>>>
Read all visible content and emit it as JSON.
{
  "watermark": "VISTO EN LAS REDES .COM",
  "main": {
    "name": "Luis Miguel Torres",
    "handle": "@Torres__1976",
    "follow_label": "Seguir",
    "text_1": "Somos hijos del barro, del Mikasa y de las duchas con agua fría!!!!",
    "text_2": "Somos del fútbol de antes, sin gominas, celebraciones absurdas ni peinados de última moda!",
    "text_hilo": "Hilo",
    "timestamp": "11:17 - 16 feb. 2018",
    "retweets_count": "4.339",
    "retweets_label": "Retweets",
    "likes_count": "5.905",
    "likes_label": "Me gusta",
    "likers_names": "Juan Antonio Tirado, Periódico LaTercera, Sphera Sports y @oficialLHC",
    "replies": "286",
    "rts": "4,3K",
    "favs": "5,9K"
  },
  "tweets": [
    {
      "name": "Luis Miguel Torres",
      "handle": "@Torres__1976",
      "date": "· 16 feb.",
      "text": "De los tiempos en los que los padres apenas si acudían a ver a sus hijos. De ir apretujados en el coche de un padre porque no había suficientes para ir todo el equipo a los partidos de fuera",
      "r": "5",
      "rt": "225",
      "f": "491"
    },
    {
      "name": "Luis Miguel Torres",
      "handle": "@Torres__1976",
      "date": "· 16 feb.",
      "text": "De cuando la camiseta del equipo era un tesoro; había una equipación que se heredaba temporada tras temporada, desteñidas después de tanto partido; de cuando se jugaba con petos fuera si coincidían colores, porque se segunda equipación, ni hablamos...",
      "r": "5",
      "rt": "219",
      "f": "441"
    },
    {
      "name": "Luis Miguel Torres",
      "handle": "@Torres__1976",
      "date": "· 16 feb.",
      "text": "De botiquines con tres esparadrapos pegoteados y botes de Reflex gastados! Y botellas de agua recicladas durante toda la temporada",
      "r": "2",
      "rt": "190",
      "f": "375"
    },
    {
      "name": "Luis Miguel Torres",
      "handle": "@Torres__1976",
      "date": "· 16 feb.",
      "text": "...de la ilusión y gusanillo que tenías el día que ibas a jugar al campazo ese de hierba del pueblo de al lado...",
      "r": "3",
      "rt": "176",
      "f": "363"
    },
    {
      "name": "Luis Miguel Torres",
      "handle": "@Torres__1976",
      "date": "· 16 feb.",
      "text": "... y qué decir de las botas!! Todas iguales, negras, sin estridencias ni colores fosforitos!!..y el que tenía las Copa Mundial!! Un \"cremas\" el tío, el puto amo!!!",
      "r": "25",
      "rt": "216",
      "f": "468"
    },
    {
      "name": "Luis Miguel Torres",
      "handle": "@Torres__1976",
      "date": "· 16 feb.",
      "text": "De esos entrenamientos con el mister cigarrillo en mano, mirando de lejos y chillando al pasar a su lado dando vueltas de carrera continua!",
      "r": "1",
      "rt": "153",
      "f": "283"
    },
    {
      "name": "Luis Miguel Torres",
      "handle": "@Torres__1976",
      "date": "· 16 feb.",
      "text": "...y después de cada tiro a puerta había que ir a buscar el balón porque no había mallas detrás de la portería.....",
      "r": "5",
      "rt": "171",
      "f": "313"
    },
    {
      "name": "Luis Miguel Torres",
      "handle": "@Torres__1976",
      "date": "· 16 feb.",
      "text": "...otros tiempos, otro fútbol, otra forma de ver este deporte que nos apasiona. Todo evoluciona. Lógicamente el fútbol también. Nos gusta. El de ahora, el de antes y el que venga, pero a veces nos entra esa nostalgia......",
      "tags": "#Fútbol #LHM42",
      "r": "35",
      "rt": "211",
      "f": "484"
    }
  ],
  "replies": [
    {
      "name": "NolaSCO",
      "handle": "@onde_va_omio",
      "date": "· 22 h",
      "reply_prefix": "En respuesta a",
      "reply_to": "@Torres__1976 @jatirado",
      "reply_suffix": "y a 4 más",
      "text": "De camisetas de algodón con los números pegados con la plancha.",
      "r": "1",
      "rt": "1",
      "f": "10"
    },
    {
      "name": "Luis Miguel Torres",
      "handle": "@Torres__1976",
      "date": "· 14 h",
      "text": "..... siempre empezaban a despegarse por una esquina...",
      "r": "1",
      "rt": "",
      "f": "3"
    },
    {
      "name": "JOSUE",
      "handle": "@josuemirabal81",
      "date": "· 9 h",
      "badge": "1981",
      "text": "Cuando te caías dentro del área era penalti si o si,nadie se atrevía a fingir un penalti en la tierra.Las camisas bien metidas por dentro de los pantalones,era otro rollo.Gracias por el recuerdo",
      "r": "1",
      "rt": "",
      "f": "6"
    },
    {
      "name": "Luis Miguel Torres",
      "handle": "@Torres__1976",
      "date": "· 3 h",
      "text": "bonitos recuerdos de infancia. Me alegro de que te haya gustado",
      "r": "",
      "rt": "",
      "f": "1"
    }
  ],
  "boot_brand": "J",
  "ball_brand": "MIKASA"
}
<<<
* **PROMPT**: Among the lines above, determine how many hold the word "agua"; report the figure alone.

* **WRITTEN RESPONSE**: 2